**Set task**
Output every entry exactly as written.

####################

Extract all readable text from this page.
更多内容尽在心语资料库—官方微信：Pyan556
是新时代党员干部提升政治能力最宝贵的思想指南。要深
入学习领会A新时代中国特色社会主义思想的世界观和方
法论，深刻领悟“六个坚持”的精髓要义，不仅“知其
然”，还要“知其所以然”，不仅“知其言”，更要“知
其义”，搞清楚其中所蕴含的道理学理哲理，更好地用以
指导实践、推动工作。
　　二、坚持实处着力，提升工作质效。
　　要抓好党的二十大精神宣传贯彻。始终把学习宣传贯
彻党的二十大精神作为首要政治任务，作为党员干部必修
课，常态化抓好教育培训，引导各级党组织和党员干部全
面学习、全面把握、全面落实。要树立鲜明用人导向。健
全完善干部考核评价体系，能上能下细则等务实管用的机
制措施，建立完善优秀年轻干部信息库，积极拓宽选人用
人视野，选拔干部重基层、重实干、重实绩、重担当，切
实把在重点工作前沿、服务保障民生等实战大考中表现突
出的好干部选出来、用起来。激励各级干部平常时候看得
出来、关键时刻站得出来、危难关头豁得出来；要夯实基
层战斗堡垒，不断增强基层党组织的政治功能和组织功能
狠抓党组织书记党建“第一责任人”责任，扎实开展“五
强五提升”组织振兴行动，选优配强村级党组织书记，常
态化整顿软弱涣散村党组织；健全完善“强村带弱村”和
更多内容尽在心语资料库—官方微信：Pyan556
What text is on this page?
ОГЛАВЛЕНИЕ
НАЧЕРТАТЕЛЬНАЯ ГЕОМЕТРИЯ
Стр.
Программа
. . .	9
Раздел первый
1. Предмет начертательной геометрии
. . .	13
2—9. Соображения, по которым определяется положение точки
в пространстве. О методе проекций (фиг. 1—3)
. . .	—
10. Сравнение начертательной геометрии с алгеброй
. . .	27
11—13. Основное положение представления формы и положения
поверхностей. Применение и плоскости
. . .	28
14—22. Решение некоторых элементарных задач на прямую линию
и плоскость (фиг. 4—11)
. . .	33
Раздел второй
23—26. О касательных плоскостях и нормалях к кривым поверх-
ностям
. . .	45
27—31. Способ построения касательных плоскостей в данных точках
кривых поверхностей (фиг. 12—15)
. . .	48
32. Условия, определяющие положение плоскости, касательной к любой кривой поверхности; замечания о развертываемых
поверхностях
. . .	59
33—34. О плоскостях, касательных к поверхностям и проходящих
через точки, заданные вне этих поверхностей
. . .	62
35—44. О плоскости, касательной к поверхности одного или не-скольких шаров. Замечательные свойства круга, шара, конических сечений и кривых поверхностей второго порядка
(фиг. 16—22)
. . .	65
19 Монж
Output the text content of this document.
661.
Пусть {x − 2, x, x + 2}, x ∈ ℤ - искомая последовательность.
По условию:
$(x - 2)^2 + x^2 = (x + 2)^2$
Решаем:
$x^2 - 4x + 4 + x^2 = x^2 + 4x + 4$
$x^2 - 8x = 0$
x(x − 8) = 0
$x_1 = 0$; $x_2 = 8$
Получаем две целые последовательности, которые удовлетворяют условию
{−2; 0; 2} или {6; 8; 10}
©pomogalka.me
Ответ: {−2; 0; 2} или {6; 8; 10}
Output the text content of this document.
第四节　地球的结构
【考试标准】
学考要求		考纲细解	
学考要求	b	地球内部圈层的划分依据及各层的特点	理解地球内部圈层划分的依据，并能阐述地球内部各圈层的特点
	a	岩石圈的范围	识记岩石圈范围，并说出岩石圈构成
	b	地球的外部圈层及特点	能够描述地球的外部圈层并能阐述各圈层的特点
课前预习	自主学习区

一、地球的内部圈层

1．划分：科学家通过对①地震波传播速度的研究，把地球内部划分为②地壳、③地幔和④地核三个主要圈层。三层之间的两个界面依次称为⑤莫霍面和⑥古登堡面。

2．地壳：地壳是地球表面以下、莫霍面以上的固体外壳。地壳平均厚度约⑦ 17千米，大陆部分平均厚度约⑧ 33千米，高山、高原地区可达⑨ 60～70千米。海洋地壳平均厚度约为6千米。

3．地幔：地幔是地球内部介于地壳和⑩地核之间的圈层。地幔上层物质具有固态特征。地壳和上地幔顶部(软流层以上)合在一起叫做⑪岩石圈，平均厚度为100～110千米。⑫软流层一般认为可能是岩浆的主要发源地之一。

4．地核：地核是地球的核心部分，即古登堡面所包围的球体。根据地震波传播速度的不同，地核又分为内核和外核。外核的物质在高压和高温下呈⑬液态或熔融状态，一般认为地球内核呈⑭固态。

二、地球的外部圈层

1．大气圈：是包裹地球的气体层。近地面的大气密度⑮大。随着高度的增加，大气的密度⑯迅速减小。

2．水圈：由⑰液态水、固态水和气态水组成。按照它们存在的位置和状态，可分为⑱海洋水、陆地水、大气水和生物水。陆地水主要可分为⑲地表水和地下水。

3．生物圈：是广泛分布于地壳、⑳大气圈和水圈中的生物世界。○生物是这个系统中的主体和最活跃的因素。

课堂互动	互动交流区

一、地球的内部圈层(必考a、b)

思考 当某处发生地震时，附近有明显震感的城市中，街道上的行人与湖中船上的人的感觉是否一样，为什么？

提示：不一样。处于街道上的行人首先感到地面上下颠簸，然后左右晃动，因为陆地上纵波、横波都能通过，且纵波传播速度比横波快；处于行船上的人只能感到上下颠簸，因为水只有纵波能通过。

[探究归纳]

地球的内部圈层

####################

**Exercise solution**
Extract all readable text from this page.
更多内容尽在心语资料库—官方微信：Pyan556
是新时代党员干部提升政治能力最宝贵的思想指南。要深
入学习领会A新时代中国特色社会主义思想的世界观和方
法论，深刻领悟“六个坚持”的精髓要义，不仅“知其
然”，还要“知其所以然”，不仅“知其言”，更要“知
其义”，搞清楚其中所蕴含的道理学理哲理，更好地用以
指导实践、推动工作。
　　二、坚持实处着力，提升工作质效。
　　要抓好党的二十大精神宣传贯彻。始终把学习宣传贯
彻党的二十大精神作为首要政治任务，作为党员干部必修
课，常态化抓好教育培训，引导各级党组织和党员干部全
面学习、全面把握、全面落实。要树立鲜明用人导向。健
全完善干部考核评价体系，能上能下细则等务实管用的机
制措施，建立完善优秀年轻干部信息库，积极拓宽选人用
人视野，选拔干部重基层、重实干、重实绩、重担当，切
实把在重点工作前沿、服务保障民生等实战大考中表现突
出的好干部选出来、用起来。激励各级干部平常时候看得
出来、关键时刻站得出来、危难关头豁得出来；要夯实基
层战斗堡垒，不断增强基层党组织的政治功能和组织功能
狠抓党组织书记党建“第一责任人”责任，扎实开展“五
强五提升”组织振兴行动，选优配强村级党组织书记，常
态化整顿软弱涣散村党组织；健全完善“强村带弱村”和
更多内容尽在心语资料库—官方微信：Pyan556
What text is on this page?
ОГЛАВЛЕНИЕ
НАЧЕРТАТЕЛЬНАЯ ГЕОМЕТРИЯ
Стр.
Программа
. . .	9
Раздел первый
1. Предмет начертательной геометрии
. . .	13
2—9. Соображения, по которым определяется положение точки
в пространстве. О методе проекций (фиг. 1—3)
. . .	—
10. Сравнение начертательной геометрии с алгеброй
. . .	27
11—13. Основное положение представления формы и положения
поверхностей. Применение и плоскости
. . .	28
14—22. Решение некоторых элементарных задач на прямую линию
и плоскость (фиг. 4—11)
. . .	33
Раздел второй
23—26. О касательных плоскостях и нормалях к кривым поверх-
ностям
. . .	45
27—31. Способ построения касательных плоскостей в данных точках
кривых поверхностей (фиг. 12—15)
. . .	48
32. Условия, определяющие положение плоскости, касательной к любой кривой поверхности; замечания о развертываемых
поверхностях
. . .	59
33—34. О плоскостях, касательных к поверхностям и проходящих
через точки, заданные вне этих поверхностей
. . .	62
35—44. О плоскости, касательной к поверхности одного или не-скольких шаров. Замечательные свойства круга, шара, конических сечений и кривых поверхностей второго порядка
(фиг. 16—22)
. . .	65
19 Монж
Output the text content of this document.
661.
Пусть {x − 2, x, x + 2}, x ∈ ℤ - искомая последовательность.
По условию:
$(x - 2)^2 + x^2 = (x + 2)^2$
Решаем:
$x^2 - 4x + 4 + x^2 = x^2 + 4x + 4$
$x^2 - 8x = 0$
x(x − 8) = 0
$x_1 = 0$; $x_2 = 8$
Получаем две целые последовательности, которые удовлетворяют условию
{−2; 0; 2} или {6; 8; 10}
©pomogalka.me
Ответ: {−2; 0; 2} или {6; 8; 10}
Output the text content of this document.
第四节　地球的结构
【考试标准】
学考要求		考纲细解	
学考要求	b	地球内部圈层的划分依据及各层的特点	理解地球内部圈层划分的依据，并能阐述地球内部各圈层的特点
	a	岩石圈的范围	识记岩石圈范围，并说出岩石圈构成
	b	地球的外部圈层及特点	能够描述地球的外部圈层并能阐述各圈层的特点
课前预习	自主学习区

一、地球的内部圈层

1．划分：科学家通过对①地震波传播速度的研究，把地球内部划分为②地壳、③地幔和④地核三个主要圈层。三层之间的两个界面依次称为⑤莫霍面和⑥古登堡面。

2．地壳：地壳是地球表面以下、莫霍面以上的固体外壳。地壳平均厚度约⑦ 17千米，大陆部分平均厚度约⑧ 33千米，高山、高原地区可达⑨ 60～70千米。海洋地壳平均厚度约为6千米。

3．地幔：地幔是地球内部介于地壳和⑩地核之间的圈层。地幔上层物质具有固态特征。地壳和上地幔顶部(软流层以上)合在一起叫做⑪岩石圈，平均厚度为100～110千米。⑫软流层一般认为可能是岩浆的主要发源地之一。

4．地核：地核是地球的核心部分，即古登堡面所包围的球体。根据地震波传播速度的不同，地核又分为内核和外核。外核的物质在高压和高温下呈⑬液态或熔融状态，一般认为地球内核呈⑭固态。

二、地球的外部圈层

1．大气圈：是包裹地球的气体层。近地面的大气密度⑮大。随着高度的增加，大气的密度⑯迅速减小。

2．水圈：由⑰液态水、固态水和气态水组成。按照它们存在的位置和状态，可分为⑱海洋水、陆地水、大气水和生物水。陆地水主要可分为⑲地表水和地下水。

3．生物圈：是广泛分布于地壳、⑳大气圈和水圈中的生物世界。○生物是这个系统中的主体和最活跃的因素。

课堂互动	互动交流区

一、地球的内部圈层(必考a、b)

思考 当某处发生地震时，附近有明显震感的城市中，街道上的行人与湖中船上的人的感觉是否一样，为什么？

提示：不一样。处于街道上的行人首先感到地面上下颠簸，然后左右晃动，因为陆地上纵波、横波都能通过，且纵波传播速度比横波快；处于行船上的人只能感到上下颠簸，因为水只有纵波能通过。

[探究归纳]

地球的内部圈层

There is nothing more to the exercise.